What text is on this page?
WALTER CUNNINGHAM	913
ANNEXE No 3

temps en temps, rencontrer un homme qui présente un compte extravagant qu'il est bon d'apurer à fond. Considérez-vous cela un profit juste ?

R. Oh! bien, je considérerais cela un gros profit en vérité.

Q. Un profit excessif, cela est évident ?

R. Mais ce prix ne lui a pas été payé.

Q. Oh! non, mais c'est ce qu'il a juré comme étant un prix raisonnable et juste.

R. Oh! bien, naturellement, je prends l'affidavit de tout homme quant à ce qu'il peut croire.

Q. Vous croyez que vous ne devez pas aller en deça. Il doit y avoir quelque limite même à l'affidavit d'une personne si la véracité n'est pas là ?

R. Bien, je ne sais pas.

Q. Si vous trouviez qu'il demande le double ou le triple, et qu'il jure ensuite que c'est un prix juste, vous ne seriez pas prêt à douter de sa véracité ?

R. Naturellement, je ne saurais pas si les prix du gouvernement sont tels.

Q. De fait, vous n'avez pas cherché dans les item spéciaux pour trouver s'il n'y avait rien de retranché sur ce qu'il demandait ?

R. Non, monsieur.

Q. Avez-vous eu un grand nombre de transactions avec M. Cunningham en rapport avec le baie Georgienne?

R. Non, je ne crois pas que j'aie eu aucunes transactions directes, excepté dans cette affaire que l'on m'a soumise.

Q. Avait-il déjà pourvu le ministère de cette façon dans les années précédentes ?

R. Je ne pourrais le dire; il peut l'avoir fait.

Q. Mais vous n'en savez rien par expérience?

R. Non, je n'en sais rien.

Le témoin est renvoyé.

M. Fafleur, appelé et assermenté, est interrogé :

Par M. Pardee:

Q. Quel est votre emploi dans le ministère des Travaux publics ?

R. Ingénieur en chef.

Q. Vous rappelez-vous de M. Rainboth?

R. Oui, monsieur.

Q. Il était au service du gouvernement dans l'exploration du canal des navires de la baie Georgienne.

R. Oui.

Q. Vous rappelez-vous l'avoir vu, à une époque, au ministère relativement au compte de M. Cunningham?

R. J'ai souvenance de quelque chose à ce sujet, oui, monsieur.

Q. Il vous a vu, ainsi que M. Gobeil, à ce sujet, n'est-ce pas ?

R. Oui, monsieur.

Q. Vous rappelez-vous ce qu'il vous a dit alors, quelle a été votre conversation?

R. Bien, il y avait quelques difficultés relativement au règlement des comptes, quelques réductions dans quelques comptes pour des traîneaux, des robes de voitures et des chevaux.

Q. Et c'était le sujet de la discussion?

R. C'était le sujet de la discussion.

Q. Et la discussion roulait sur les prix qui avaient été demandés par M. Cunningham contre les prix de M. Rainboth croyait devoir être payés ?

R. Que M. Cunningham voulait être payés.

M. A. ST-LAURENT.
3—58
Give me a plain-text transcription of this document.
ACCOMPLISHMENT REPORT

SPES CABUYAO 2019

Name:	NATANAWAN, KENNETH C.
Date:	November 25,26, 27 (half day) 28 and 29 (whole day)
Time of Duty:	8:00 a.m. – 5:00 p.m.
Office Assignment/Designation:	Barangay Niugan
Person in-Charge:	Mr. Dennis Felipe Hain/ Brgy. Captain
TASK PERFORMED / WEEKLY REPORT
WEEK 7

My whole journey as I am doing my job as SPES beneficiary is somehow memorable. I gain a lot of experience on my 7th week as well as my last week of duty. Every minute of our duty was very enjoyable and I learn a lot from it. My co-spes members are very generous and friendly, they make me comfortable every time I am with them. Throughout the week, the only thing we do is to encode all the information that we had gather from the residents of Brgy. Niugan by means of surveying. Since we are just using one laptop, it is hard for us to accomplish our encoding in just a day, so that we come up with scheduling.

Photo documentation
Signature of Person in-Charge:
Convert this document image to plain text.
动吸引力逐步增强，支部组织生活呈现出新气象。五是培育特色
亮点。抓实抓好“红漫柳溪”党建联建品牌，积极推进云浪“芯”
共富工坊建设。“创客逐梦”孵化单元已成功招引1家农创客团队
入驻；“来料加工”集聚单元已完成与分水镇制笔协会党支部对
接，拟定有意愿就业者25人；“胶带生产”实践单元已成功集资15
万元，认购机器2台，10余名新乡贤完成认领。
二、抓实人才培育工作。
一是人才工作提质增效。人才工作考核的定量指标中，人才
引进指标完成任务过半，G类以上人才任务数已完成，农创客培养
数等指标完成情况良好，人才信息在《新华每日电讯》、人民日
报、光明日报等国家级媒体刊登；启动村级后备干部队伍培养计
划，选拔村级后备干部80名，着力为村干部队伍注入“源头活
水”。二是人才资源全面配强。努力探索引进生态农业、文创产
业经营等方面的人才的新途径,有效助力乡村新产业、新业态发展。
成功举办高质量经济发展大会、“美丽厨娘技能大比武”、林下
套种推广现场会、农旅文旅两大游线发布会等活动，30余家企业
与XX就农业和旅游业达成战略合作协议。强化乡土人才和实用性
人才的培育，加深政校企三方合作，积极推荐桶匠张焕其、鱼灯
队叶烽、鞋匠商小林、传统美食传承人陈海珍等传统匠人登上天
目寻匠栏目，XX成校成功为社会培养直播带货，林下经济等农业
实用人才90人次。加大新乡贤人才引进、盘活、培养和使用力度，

* * * *

■ Work to be completed ■
The entries above should be repeated exactly, every one of them.

■ Solution to this problem ■
What text is on this page?
WALTER CUNNINGHAM	913
ANNEXE No 3

temps en temps, rencontrer un homme qui présente un compte extravagant qu'il est bon d'apurer à fond. Considérez-vous cela un profit juste ?

R. Oh! bien, je considérerais cela un gros profit en vérité.

Q. Un profit excessif, cela est évident ?

R. Mais ce prix ne lui a pas été payé.

Q. Oh! non, mais c'est ce qu'il a juré comme étant un prix raisonnable et juste.

R. Oh! bien, naturellement, je prends l'affidavit de tout homme quant à ce qu'il peut croire.

Q. Vous croyez que vous ne devez pas aller en deça. Il doit y avoir quelque limite même à l'affidavit d'une personne si la véracité n'est pas là ?

R. Bien, je ne sais pas.

Q. Si vous trouviez qu'il demande le double ou le triple, et qu'il jure ensuite que c'est un prix juste, vous ne seriez pas prêt à douter de sa véracité ?

R. Naturellement, je ne saurais pas si les prix du gouvernement sont tels.

Q. De fait, vous n'avez pas cherché dans les item spéciaux pour trouver s'il n'y avait rien de retranché sur ce qu'il demandait ?

R. Non, monsieur.

Q. Avez-vous eu un grand nombre de transactions avec M. Cunningham en rapport avec le baie Georgienne?

R. Non, je ne crois pas que j'aie eu aucunes transactions directes, excepté dans cette affaire que l'on m'a soumise.

Q. Avait-il déjà pourvu le ministère de cette façon dans les années précédentes ?

R. Je ne pourrais le dire; il peut l'avoir fait.

Q. Mais vous n'en savez rien par expérience?

R. Non, je n'en sais rien.

Le témoin est renvoyé.

M. Fafleur, appelé et assermenté, est interrogé :

Par M. Pardee:

Q. Quel est votre emploi dans le ministère des Travaux publics ?

R. Ingénieur en chef.

Q. Vous rappelez-vous de M. Rainboth?

R. Oui, monsieur.

Q. Il était au service du gouvernement dans l'exploration du canal des navires de la baie Georgienne.

R. Oui.

Q. Vous rappelez-vous l'avoir vu, à une époque, au ministère relativement au compte de M. Cunningham?

R. J'ai souvenance de quelque chose à ce sujet, oui, monsieur.

Q. Il vous a vu, ainsi que M. Gobeil, à ce sujet, n'est-ce pas ?

R. Oui, monsieur.

Q. Vous rappelez-vous ce qu'il vous a dit alors, quelle a été votre conversation?

R. Bien, il y avait quelques difficultés relativement au règlement des comptes, quelques réductions dans quelques comptes pour des traîneaux, des robes de voitures et des chevaux.

Q. Et c'était le sujet de la discussion?

R. C'était le sujet de la discussion.

Q. Et la discussion roulait sur les prix qui avaient été demandés par M. Cunningham contre les prix de M. Rainboth croyait devoir être payés ?

R. Que M. Cunningham voulait être payés.

M. A. ST-LAURENT.
3—58
Give me a plain-text transcription of this document.
ACCOMPLISHMENT REPORT

SPES CABUYAO 2019

Name:	NATANAWAN, KENNETH C.
Date:	November 25,26, 27 (half day) 28 and 29 (whole day)
Time of Duty:	8:00 a.m. – 5:00 p.m.
Office Assignment/Designation:	Barangay Niugan
Person in-Charge:	Mr. Dennis Felipe Hain/ Brgy. Captain
TASK PERFORMED / WEEKLY REPORT
WEEK 7

My whole journey as I am doing my job as SPES beneficiary is somehow memorable. I gain a lot of experience on my 7th week as well as my last week of duty. Every minute of our duty was very enjoyable and I learn a lot from it. My co-spes members are very generous and friendly, they make me comfortable every time I am with them. Throughout the week, the only thing we do is to encode all the information that we had gather from the residents of Brgy. Niugan by means of surveying. Since we are just using one laptop, it is hard for us to accomplish our encoding in just a day, so that we come up with scheduling.

Photo documentation
Signature of Person in-Charge:
Convert this document image to plain text.
动吸引力逐步增强，支部组织生活呈现出新气象。五是培育特色
亮点。抓实抓好“红漫柳溪”党建联建品牌，积极推进云浪“芯”
共富工坊建设。“创客逐梦”孵化单元已成功招引1家农创客团队
入驻；“来料加工”集聚单元已完成与分水镇制笔协会党支部对
接，拟定有意愿就业者25人；“胶带生产”实践单元已成功集资15
万元，认购机器2台，10余名新乡贤完成认领。
二、抓实人才培育工作。
一是人才工作提质增效。人才工作考核的定量指标中，人才
引进指标完成任务过半，G类以上人才任务数已完成，农创客培养
数等指标完成情况良好，人才信息在《新华每日电讯》、人民日
报、光明日报等国家级媒体刊登；启动村级后备干部队伍培养计
划，选拔村级后备干部80名，着力为村干部队伍注入“源头活
水”。二是人才资源全面配强。努力探索引进生态农业、文创产
业经营等方面的人才的新途径,有效助力乡村新产业、新业态发展。
成功举办高质量经济发展大会、“美丽厨娘技能大比武”、林下
套种推广现场会、农旅文旅两大游线发布会等活动，30余家企业
与XX就农业和旅游业达成战略合作协议。强化乡土人才和实用性
人才的培育，加深政校企三方合作，积极推荐桶匠张焕其、鱼灯
队叶烽、鞋匠商小林、传统美食传承人陈海珍等传统匠人登上天
目寻匠栏目，XX成校成功为社会培养直播带货，林下经济等农业
实用人才90人次。加大新乡贤人才引进、盘活、培养和使用力度，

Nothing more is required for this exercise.